What the task requires: Write out every entry word for word.
════════
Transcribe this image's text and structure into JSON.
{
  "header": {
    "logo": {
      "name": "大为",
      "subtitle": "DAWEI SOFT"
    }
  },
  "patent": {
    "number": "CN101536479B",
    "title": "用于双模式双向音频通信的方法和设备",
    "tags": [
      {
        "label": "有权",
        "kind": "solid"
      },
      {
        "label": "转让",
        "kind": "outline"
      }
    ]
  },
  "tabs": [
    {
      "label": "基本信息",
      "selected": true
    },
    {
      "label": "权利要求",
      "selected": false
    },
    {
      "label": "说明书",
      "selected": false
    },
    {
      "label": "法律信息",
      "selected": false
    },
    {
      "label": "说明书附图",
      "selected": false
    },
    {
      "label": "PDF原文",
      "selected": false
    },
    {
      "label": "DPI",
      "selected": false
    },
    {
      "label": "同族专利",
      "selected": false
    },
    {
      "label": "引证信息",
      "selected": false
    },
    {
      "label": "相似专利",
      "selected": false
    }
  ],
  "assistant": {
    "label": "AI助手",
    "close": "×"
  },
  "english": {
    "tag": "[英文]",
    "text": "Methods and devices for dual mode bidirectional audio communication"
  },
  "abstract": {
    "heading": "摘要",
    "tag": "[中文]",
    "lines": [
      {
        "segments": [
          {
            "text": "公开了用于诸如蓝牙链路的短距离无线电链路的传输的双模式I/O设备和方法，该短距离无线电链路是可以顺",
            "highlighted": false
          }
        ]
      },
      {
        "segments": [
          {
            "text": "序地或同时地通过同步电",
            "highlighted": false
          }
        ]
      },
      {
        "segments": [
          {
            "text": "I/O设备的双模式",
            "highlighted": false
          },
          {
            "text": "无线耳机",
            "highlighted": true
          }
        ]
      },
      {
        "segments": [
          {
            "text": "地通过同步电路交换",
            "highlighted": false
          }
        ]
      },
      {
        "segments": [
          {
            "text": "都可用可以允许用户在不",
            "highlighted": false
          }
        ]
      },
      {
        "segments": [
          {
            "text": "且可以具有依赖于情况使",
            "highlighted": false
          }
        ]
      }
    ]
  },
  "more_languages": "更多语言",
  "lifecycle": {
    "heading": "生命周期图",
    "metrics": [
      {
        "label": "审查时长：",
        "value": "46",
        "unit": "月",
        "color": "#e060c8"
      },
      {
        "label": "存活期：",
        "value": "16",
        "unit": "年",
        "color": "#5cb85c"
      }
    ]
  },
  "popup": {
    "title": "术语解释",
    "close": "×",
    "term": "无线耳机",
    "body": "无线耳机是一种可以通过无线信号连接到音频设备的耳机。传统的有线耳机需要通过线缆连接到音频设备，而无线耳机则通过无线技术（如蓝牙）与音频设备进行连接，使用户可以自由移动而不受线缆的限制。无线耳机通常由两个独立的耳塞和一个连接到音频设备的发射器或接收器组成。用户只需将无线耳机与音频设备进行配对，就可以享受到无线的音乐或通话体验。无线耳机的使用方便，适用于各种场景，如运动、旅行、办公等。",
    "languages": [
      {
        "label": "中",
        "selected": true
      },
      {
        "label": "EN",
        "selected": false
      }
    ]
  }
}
════════
Final result:
Transcribe this image's text and structure into JSON.
{
  "header": {
    "logo": {
      "name": "大为",
      "subtitle": "DAWEI SOFT"
    }
  },
  "patent": {
    "number": "CN101536479B",
    "title": "用于双模式双向音频通信的方法和设备",
    "tags": [
      {
        "label": "有权",
        "kind": "solid"
      },
      {
        "label": "转让",
        "kind": "outline"
      }
    ]
  },
  "tabs": [
    {
      "label": "基本信息",
      "selected": true
    },
    {
      "label": "权利要求",
      "selected": false
    },
    {
      "label": "说明书",
      "selected": false
    },
    {
      "label": "法律信息",
      "selected": false
    },
    {
      "label": "说明书附图",
      "selected": false
    },
    {
      "label": "PDF原文",
      "selected": false
    },
    {
      "label": "DPI",
      "selected": false
    },
    {
      "label": "同族专利",
      "selected": false
    },
    {
      "label": "引证信息",
      "selected": false
    },
    {
      "label": "相似专利",
      "selected": false
    }
  ],
  "assistant": {
    "label": "AI助手",
    "close": "×"
  },
  "english": {
    "tag": "[英文]",
    "text": "Methods and devices for dual mode bidirectional audio communication"
  },
  "abstract": {
    "heading": "摘要",
    "tag": "[中文]",
    "lines": [
      {
        "segments": [
          {
            "text": "公开了用于诸如蓝牙链路的短距离无线电链路的传输的双模式I/O设备和方法，该短距离无线电链路是可以顺",
            "highlighted": false
          }
        ]
      },
      {
        "segments": [
          {
            "text": "序地或同时地通过同步电",
            "highlighted": false
          }
        ]
      },
      {
        "segments": [
          {
            "text": "I/O设备的双模式",
            "highlighted": false
          },
          {
            "text": "无线耳机",
            "highlighted": true
          }
        ]
      },
      {
        "segments": [
          {
            "text": "地通过同步电路交换",
            "highlighted": false
          }
        ]
      },
      {
        "segments": [
          {
            "text": "都可用可以允许用户在不",
            "highlighted": false
          }
        ]
      },
      {
        "segments": [
          {
            "text": "且可以具有依赖于情况使",
            "highlighted": false
          }
        ]
      }
    ]
  },
  "more_languages": "更多语言",
  "lifecycle": {
    "heading": "生命周期图",
    "metrics": [
      {
        "label": "审查时长：",
        "value": "46",
        "unit": "月",
        "color": "#e060c8"
      },
      {
        "label": "存活期：",
        "value": "16",
        "unit": "年",
        "color": "#5cb85c"
      }
    ]
  },
  "popup": {
    "title": "术语解释",
    "close": "×",
    "term": "无线耳机",
    "body": "无线耳机是一种可以通过无线信号连接到音频设备的耳机。传统的有线耳机需要通过线缆连接到音频设备，而无线耳机则通过无线技术（如蓝牙）与音频设备进行连接，使用户可以自由移动而不受线缆的限制。无线耳机通常由两个独立的耳塞和一个连接到音频设备的发射器或接收器组成。用户只需将无线耳机与音频设备进行配对，就可以享受到无线的音乐或通话体验。无线耳机的使用方便，适用于各种场景，如运动、旅行、办公等。",
    "languages": [
      {
        "label": "中",
        "selected": true
      },
      {
        "label": "EN",
        "selected": false
      }
    ]
  }
}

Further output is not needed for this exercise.